Stated exercise
Please write out the material below exactly as given.

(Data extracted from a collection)
· · · · · · ·
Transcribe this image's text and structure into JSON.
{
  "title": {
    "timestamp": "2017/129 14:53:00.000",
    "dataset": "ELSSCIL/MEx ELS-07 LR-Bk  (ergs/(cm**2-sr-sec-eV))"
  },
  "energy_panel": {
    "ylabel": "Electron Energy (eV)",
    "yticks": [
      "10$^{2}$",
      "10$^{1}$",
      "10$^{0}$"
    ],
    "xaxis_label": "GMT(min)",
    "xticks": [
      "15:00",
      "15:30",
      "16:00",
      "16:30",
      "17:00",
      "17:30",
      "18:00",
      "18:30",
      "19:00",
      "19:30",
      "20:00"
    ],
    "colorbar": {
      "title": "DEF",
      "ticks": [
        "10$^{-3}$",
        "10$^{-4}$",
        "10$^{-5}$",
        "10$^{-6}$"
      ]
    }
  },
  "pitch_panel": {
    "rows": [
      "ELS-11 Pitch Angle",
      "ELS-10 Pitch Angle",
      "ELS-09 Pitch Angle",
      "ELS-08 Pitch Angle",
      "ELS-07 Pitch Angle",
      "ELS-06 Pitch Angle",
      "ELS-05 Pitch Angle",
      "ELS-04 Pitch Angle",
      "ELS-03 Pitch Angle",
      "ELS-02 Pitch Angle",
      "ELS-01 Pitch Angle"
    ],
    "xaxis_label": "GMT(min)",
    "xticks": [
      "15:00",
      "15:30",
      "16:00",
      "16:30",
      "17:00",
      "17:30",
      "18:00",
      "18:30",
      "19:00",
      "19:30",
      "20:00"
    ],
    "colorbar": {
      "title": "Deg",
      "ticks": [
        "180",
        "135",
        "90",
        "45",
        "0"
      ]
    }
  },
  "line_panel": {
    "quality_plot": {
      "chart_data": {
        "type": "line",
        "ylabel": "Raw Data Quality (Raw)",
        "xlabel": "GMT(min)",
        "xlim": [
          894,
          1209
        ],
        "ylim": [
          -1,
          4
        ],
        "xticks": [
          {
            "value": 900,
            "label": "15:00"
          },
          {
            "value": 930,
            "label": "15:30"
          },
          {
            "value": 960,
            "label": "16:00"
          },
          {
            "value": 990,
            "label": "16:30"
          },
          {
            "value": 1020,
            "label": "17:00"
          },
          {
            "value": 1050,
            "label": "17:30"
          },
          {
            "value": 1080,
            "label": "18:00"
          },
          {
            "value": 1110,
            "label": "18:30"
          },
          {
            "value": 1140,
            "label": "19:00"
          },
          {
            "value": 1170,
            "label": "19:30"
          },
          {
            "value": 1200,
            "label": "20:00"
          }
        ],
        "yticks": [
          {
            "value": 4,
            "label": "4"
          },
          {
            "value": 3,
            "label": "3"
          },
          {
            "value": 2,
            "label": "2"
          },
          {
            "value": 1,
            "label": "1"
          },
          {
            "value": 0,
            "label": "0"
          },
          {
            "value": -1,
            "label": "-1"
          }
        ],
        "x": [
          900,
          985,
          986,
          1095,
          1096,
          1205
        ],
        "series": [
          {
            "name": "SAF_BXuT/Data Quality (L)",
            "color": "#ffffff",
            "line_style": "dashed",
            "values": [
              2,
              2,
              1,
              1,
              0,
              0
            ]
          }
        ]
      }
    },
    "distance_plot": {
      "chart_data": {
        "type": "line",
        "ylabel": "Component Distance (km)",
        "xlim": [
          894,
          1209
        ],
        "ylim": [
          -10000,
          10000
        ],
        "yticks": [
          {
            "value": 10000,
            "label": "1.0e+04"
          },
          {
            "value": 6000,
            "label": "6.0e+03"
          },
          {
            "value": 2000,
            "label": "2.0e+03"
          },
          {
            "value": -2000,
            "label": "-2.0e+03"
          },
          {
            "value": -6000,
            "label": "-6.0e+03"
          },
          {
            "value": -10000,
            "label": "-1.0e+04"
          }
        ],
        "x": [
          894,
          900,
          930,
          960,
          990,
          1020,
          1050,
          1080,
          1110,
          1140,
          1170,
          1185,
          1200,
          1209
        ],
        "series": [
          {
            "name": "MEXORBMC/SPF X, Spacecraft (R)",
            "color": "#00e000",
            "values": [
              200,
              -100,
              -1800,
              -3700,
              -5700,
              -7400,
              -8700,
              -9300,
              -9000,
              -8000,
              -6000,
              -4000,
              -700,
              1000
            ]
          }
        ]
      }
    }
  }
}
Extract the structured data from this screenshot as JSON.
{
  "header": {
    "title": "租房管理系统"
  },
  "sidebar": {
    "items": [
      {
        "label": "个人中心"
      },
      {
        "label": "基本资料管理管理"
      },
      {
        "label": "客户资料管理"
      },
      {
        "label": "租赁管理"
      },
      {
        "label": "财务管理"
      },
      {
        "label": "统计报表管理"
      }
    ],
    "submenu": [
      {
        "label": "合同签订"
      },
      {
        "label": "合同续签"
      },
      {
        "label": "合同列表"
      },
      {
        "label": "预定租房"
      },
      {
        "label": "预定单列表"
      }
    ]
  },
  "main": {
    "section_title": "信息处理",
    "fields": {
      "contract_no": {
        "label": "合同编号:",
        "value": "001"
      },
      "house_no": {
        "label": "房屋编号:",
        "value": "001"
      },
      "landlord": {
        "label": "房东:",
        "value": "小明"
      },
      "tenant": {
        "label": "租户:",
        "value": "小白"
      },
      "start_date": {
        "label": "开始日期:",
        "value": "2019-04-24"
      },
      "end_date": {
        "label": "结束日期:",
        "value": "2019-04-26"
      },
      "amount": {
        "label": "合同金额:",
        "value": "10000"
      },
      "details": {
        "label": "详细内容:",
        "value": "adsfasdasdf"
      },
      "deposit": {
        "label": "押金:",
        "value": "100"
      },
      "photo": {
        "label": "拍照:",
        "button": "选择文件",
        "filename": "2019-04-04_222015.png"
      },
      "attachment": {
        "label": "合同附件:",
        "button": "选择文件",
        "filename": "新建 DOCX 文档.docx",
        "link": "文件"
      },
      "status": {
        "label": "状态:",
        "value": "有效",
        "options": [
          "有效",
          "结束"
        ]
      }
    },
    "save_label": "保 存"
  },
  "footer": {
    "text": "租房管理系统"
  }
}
· · · · · · ·
Response to this task
Transcribe this image's text and structure into JSON.
{
  "title": {
    "timestamp": "2017/129 14:53:00.000",
    "dataset": "ELSSCIL/MEx ELS-07 LR-Bk  (ergs/(cm**2-sr-sec-eV))"
  },
  "energy_panel": {
    "ylabel": "Electron Energy (eV)",
    "yticks": [
      "10$^{2}$",
      "10$^{1}$",
      "10$^{0}$"
    ],
    "xaxis_label": "GMT(min)",
    "xticks": [
      "15:00",
      "15:30",
      "16:00",
      "16:30",
      "17:00",
      "17:30",
      "18:00",
      "18:30",
      "19:00",
      "19:30",
      "20:00"
    ],
    "colorbar": {
      "title": "DEF",
      "ticks": [
        "10$^{-3}$",
        "10$^{-4}$",
        "10$^{-5}$",
        "10$^{-6}$"
      ]
    }
  },
  "pitch_panel": {
    "rows": [
      "ELS-11 Pitch Angle",
      "ELS-10 Pitch Angle",
      "ELS-09 Pitch Angle",
      "ELS-08 Pitch Angle",
      "ELS-07 Pitch Angle",
      "ELS-06 Pitch Angle",
      "ELS-05 Pitch Angle",
      "ELS-04 Pitch Angle",
      "ELS-03 Pitch Angle",
      "ELS-02 Pitch Angle",
      "ELS-01 Pitch Angle"
    ],
    "xaxis_label": "GMT(min)",
    "xticks": [
      "15:00",
      "15:30",
      "16:00",
      "16:30",
      "17:00",
      "17:30",
      "18:00",
      "18:30",
      "19:00",
      "19:30",
      "20:00"
    ],
    "colorbar": {
      "title": "Deg",
      "ticks": [
        "180",
        "135",
        "90",
        "45",
        "0"
      ]
    }
  },
  "line_panel": {
    "quality_plot": {
      "chart_data": {
        "type": "line",
        "ylabel": "Raw Data Quality (Raw)",
        "xlabel": "GMT(min)",
        "xlim": [
          894,
          1209
        ],
        "ylim": [
          -1,
          4
        ],
        "xticks": [
          {
            "value": 900,
            "label": "15:00"
          },
          {
            "value": 930,
            "label": "15:30"
          },
          {
            "value": 960,
            "label": "16:00"
          },
          {
            "value": 990,
            "label": "16:30"
          },
          {
            "value": 1020,
            "label": "17:00"
          },
          {
            "value": 1050,
            "label": "17:30"
          },
          {
            "value": 1080,
            "label": "18:00"
          },
          {
            "value": 1110,
            "label": "18:30"
          },
          {
            "value": 1140,
            "label": "19:00"
          },
          {
            "value": 1170,
            "label": "19:30"
          },
          {
            "value": 1200,
            "label": "20:00"
          }
        ],
        "yticks": [
          {
            "value": 4,
            "label": "4"
          },
          {
            "value": 3,
            "label": "3"
          },
          {
            "value": 2,
            "label": "2"
          },
          {
            "value": 1,
            "label": "1"
          },
          {
            "value": 0,
            "label": "0"
          },
          {
            "value": -1,
            "label": "-1"
          }
        ],
        "x": [
          900,
          985,
          986,
          1095,
          1096,
          1205
        ],
        "series": [
          {
            "name": "SAF_BXuT/Data Quality (L)",
            "color": "#ffffff",
            "line_style": "dashed",
            "values": [
              2,
              2,
              1,
              1,
              0,
              0
            ]
          }
        ]
      }
    },
    "distance_plot": {
      "chart_data": {
        "type": "line",
        "ylabel": "Component Distance (km)",
        "xlim": [
          894,
          1209
        ],
        "ylim": [
          -10000,
          10000
        ],
        "yticks": [
          {
            "value": 10000,
            "label": "1.0e+04"
          },
          {
            "value": 6000,
            "label": "6.0e+03"
          },
          {
            "value": 2000,
            "label": "2.0e+03"
          },
          {
            "value": -2000,
            "label": "-2.0e+03"
          },
          {
            "value": -6000,
            "label": "-6.0e+03"
          },
          {
            "value": -10000,
            "label": "-1.0e+04"
          }
        ],
        "x": [
          894,
          900,
          930,
          960,
          990,
          1020,
          1050,
          1080,
          1110,
          1140,
          1170,
          1185,
          1200,
          1209
        ],
        "series": [
          {
            "name": "MEXORBMC/SPF X, Spacecraft (R)",
            "color": "#00e000",
            "values": [
              200,
              -100,
              -1800,
              -3700,
              -5700,
              -7400,
              -8700,
              -9300,
              -9000,
              -8000,
              -6000,
              -4000,
              -700,
              1000
            ]
          }
        ]
      }
    }
  }
}
Extract the structured data from this screenshot as JSON.
{
  "header": {
    "title": "租房管理系统"
  },
  "sidebar": {
    "items": [
      {
        "label": "个人中心"
      },
      {
        "label": "基本资料管理管理"
      },
      {
        "label": "客户资料管理"
      },
      {
        "label": "租赁管理"
      },
      {
        "label": "财务管理"
      },
      {
        "label": "统计报表管理"
      }
    ],
    "submenu": [
      {
        "label": "合同签订"
      },
      {
        "label": "合同续签"
      },
      {
        "label": "合同列表"
      },
      {
        "label": "预定租房"
      },
      {
        "label": "预定单列表"
      }
    ]
  },
  "main": {
    "section_title": "信息处理",
    "fields": {
      "contract_no": {
        "label": "合同编号:",
        "value": "001"
      },
      "house_no": {
        "label": "房屋编号:",
        "value": "001"
      },
      "landlord": {
        "label": "房东:",
        "value": "小明"
      },
      "tenant": {
        "label": "租户:",
        "value": "小白"
      },
      "start_date": {
        "label": "开始日期:",
        "value": "2019-04-24"
      },
      "end_date": {
        "label": "结束日期:",
        "value": "2019-04-26"
      },
      "amount": {
        "label": "合同金额:",
        "value": "10000"
      },
      "details": {
        "label": "详细内容:",
        "value": "adsfasdasdf"
      },
      "deposit": {
        "label": "押金:",
        "value": "100"
      },
      "photo": {
        "label": "拍照:",
        "button": "选择文件",
        "filename": "2019-04-04_222015.png"
      },
      "attachment": {
        "label": "合同附件:",
        "button": "选择文件",
        "filename": "新建 DOCX 文档.docx",
        "link": "文件"
      },
      "status": {
        "label": "状态:",
        "value": "有效",
        "options": [
          "有效",
          "结束"
        ]
      }
    },
    "save_label": "保 存"
  },
  "footer": {
    "text": "租房管理系统"
  }
}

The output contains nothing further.